In the records that follow, locate every line with "Cluster" and extract it.

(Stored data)
'''

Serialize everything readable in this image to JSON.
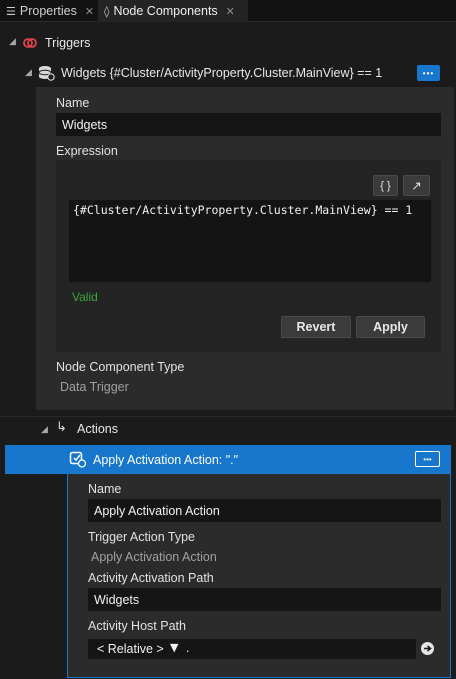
{
  "tabs": [
    {
      "label": "Properties",
      "icon": "list-icon"
    },
    {
      "label": "Node Components",
      "icon": "node-components-icon"
    }
  ],
  "triggers": {
    "label": "Triggers",
    "trigger": {
      "title": "Widgets {#Cluster/ActivityProperty.Cluster.MainView} == 1",
      "name_label": "Name",
      "name_value": "Widgets",
      "expression_label": "Expression",
      "expression_value": "{#Cluster/ActivityProperty.Cluster.MainView} == 1",
      "braces_label": "{ }",
      "expand_glyph": "↗",
      "valid_text": "Valid",
      "revert_label": "Revert",
      "apply_label": "Apply",
      "type_label": "Node Component Type",
      "type_value": "Data Trigger",
      "more_label": "•••"
    }
  },
  "actions": {
    "label": "Actions",
    "action": {
      "title": "Apply Activation Action: \".\"",
      "name_label": "Name",
      "name_value": "Apply Activation Action",
      "trigger_type_label": "Trigger Action Type",
      "trigger_type_value": "Apply Activation Action",
      "activation_path_label": "Activity Activation Path",
      "activation_path_value": "Widgets",
      "host_path_label": "Activity Host Path",
      "host_path_select": "< Relative >",
      "host_path_value": ".",
      "more_label": "•••"
    }
  },
  "colors": {
    "accent": "#1677cc",
    "valid": "#3aa53a",
    "trigger_icon": "#e0444b"
  }
}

'''

» Solution for this problem
      "title": "Widgets {#Cluster/ActivityProperty.Cluster.MainView} == 1",
      "expression_value": "{#Cluster/ActivityProperty.Cluster.MainView} == 1",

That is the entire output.